Risks That Could Accelerate the Technology Decline

While the February 2 selloff was significant, investors should be aware of factors that could intensify the pressure on technology stocks in the coming weeks. Earnings season remains in full swing, and any disappointments from major technology companies could serve as catalysts for additional selling. With expectations running high for AI-related revenue growth, the bar for positive surprises is elevated. Macroeconomic factors also bear watching. If inflation data comes in hotter than expected, forcing the Federal Reserve to maintain a hawkish stance on interest rates, growth stocks could face additional headwinds.

Higher discount rates reduce the present value of future earnings, disproportionately affecting companies whose valuations depend on earnings projected far into the future. Conversely, weaker economic data could spark recession fears that hit cyclical sectors harder than technology, potentially reversing the rotation trade. Investors should also monitor liquidity conditions and fund flows. Redemptions from technology-focused mutual funds and exchange-traded funds can create forced selling that depresses prices regardless of fundamental valuations. The WisdomTree Cloud Computing Fund’s six consecutive days of losses may reflect such dynamics at work.

Risks That Could Accelerate the Technology Decline

International Markets Offer Context

The U.S. technology selloff does not exist in isolation. Global markets have been grappling with similar questions about technology valuations and AI investment returns. European technology stocks have experienced their own bouts of volatility, while Asian semiconductor companies have faced selling pressure amid concerns about demand trajectories and geopolitical risks.

For U.S. investors, international diversification offers one potential hedge against domestic technology weakness. Markets in Europe and emerging economies have different sector compositions and economic drivers, which can provide ballast during periods of U.S. technology underperformance. However, correlation among global markets tends to increase during periods of stress, limiting the diversification benefits precisely when they are most needed.

What Comes Next for Technology Stocks

Looking ahead, the trajectory of technology stocks will likely depend on several factors: the pace of AI monetization, corporate earnings results, Federal Reserve policy, and the durability of the rotation into value sectors. If AI-related revenues begin to show up in meaningful ways on income statements, the recent skepticism could give way to renewed enthusiasm. Alternatively, if earnings disappoint or economic conditions deteriorate, the selling could intensify.

▶ [Supplied entries]:
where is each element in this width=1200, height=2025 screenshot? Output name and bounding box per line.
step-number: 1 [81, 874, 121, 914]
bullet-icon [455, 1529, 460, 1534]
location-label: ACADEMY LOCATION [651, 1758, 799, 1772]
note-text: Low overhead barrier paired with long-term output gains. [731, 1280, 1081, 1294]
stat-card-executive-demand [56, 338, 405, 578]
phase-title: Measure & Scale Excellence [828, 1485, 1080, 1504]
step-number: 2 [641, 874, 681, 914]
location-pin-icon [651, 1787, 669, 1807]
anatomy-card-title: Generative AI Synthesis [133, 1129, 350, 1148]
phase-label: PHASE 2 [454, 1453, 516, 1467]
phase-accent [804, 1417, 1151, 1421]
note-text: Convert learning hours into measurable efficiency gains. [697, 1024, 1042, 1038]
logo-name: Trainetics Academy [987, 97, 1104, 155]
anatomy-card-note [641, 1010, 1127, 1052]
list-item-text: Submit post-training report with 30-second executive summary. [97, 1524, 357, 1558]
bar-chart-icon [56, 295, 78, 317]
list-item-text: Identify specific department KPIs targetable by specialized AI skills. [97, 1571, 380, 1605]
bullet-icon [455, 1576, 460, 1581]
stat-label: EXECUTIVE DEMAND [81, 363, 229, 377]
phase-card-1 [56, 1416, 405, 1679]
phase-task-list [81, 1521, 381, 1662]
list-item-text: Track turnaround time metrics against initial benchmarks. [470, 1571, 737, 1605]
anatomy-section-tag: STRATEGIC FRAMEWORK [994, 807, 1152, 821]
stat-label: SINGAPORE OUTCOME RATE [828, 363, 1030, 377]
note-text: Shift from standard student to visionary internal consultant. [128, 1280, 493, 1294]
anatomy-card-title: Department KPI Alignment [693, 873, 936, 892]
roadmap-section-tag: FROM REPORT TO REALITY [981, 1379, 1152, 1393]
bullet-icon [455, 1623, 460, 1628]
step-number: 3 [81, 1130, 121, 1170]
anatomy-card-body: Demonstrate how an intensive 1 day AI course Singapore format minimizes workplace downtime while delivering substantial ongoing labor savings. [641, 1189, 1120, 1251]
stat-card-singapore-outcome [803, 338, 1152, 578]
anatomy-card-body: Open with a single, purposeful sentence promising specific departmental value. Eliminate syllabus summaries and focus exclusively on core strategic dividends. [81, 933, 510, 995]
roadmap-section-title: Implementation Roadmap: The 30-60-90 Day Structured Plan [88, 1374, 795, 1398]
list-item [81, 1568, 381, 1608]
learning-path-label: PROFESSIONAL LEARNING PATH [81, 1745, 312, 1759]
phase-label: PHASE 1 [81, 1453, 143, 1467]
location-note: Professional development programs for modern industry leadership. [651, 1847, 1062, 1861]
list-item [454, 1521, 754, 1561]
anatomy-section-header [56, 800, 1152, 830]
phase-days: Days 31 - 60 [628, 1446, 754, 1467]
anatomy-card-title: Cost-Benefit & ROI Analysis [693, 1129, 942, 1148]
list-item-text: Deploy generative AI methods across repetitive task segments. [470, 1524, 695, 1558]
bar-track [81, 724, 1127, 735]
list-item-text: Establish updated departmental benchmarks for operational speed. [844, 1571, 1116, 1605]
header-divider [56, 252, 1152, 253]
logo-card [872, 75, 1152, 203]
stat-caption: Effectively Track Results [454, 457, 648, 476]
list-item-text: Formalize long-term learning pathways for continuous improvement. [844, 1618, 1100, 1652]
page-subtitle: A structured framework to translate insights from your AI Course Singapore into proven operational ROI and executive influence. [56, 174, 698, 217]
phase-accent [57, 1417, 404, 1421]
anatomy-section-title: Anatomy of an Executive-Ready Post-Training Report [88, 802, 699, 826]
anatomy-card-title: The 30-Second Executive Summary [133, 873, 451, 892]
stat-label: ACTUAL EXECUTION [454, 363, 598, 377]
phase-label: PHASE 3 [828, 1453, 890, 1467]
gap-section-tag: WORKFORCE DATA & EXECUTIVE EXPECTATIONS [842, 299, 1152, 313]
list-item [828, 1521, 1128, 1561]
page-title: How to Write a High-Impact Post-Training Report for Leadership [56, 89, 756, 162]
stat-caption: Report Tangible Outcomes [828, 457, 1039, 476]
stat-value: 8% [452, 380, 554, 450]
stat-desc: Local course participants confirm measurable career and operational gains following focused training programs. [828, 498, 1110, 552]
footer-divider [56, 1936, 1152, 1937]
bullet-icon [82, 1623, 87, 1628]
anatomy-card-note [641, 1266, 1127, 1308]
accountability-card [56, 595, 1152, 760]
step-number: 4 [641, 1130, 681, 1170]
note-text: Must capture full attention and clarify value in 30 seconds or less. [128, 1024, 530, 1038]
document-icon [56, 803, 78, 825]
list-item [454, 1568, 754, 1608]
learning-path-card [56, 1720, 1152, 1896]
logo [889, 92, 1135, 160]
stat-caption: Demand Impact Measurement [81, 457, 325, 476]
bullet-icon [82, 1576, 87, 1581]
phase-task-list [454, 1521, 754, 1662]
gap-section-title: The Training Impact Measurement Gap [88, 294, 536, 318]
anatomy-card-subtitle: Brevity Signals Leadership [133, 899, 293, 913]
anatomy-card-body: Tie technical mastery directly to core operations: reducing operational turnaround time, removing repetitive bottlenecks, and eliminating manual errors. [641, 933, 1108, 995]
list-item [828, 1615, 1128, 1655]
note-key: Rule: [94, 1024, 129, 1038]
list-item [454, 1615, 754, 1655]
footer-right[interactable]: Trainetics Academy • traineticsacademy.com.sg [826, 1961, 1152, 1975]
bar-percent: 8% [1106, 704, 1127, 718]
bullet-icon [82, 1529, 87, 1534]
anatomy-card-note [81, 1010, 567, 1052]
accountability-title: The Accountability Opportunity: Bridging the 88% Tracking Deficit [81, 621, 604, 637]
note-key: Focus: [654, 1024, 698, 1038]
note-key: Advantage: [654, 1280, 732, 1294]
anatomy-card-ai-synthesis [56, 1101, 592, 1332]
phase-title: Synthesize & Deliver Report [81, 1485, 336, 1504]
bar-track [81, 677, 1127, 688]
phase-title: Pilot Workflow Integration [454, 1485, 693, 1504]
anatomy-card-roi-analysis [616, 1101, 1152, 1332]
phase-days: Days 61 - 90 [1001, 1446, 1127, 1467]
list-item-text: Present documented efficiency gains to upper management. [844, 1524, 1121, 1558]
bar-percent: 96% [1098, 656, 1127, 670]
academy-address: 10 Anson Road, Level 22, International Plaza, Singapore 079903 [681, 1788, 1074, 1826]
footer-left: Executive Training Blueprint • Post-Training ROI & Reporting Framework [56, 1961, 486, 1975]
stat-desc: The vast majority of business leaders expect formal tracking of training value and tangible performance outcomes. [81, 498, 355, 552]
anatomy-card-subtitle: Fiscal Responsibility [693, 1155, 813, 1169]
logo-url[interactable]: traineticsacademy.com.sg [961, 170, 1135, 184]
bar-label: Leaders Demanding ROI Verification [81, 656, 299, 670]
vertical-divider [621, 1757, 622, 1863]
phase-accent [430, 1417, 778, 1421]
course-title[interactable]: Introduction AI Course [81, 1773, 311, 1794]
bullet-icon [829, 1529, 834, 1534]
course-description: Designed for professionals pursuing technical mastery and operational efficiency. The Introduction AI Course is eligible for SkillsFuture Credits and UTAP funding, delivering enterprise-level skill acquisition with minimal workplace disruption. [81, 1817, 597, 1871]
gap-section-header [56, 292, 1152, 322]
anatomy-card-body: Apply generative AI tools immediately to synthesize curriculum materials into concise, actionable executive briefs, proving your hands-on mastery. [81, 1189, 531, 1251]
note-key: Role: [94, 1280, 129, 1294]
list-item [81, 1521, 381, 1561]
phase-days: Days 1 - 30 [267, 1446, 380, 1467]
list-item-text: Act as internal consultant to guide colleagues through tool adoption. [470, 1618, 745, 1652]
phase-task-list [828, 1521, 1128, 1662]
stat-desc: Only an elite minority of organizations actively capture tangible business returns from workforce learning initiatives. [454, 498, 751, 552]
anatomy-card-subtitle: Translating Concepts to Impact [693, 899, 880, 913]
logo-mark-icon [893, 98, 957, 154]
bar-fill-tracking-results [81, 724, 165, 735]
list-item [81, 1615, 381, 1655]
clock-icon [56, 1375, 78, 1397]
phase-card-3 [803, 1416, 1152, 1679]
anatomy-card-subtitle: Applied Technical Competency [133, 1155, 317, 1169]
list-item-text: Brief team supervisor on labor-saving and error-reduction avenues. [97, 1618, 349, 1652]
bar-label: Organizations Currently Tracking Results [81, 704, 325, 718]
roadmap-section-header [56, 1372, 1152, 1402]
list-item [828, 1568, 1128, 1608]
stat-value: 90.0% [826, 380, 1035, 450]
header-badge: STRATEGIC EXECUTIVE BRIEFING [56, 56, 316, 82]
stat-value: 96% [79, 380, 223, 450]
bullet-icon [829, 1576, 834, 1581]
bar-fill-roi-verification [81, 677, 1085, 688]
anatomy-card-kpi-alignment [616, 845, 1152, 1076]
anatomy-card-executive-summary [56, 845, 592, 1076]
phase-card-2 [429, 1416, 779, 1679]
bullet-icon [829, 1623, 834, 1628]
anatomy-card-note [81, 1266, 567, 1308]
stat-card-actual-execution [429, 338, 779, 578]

▶ [Requirement 1]:
Echo the stretch of the technology selloff article from "The U.S. technology" through "and geopolitical risks.", copying it word for word.
▶ [Requirement 2]:
According to the technology selloff article, what tends to happen to correlation among global markets during periods of stress?
▶ [Requirement 3]:
Finish out the next part of the technology selloff article, picking up after its final sentence.

▶ [Result 1]:
The U.S. technology selloff does not exist in isolation. Global markets have been grappling with similar questions about technology valuations and AI investment returns. European technology stocks have experienced their own bouts of volatility, while Asian semiconductor companies have faced selling pressure amid concerns about demand trajectories and geopolitical risks.

▶ [Result 2]:
It tends to increase.

▶ [Result 3]:
Market veterans note that corrections within bull markets are normal and even healthy, serving to reset valuations and expectations. The question for investors is whether the current technology weakness represents such a correction or the beginning of a more prolonged period of underperformance. History suggests that market leadership rotates over time, and the sectors that dominate one market cycle often lag in the next. Whether technology stocks are experiencing a temporary setback or a more fundamental shift in their market positioning remains to be seen.

Conclusion

The late-session selloff on February 2, 2026, delivered a stark reminder that even the most favored market sectors can experience sudden and sharp declines. With the Nasdaq dropping 1.43%, the S&P 500 falling 0.84%, and the Dow surrendering earlier gains to close down 166.67 points, investors witnessed firsthand how quickly sentiment can shift when profit-taking and sector rotation converge. The particular weakness in software stocks, with names like ServiceNow and Salesforce falling nearly 7%, highlights specific concerns about AI disruption that extend beyond general valuation worries.

For investors, the key takeaway is the importance of maintaining perspective and discipline during periods of volatility. Diversification across sectors, attention to valuations, and a clear understanding of one’s investment time horizon all become more important when market leadership is in flux. While the rotation from technology to value may continue in the near term, long-term investors should remember that quality companies with durable competitive advantages tend to reward patience, regardless of short-term market gyrations.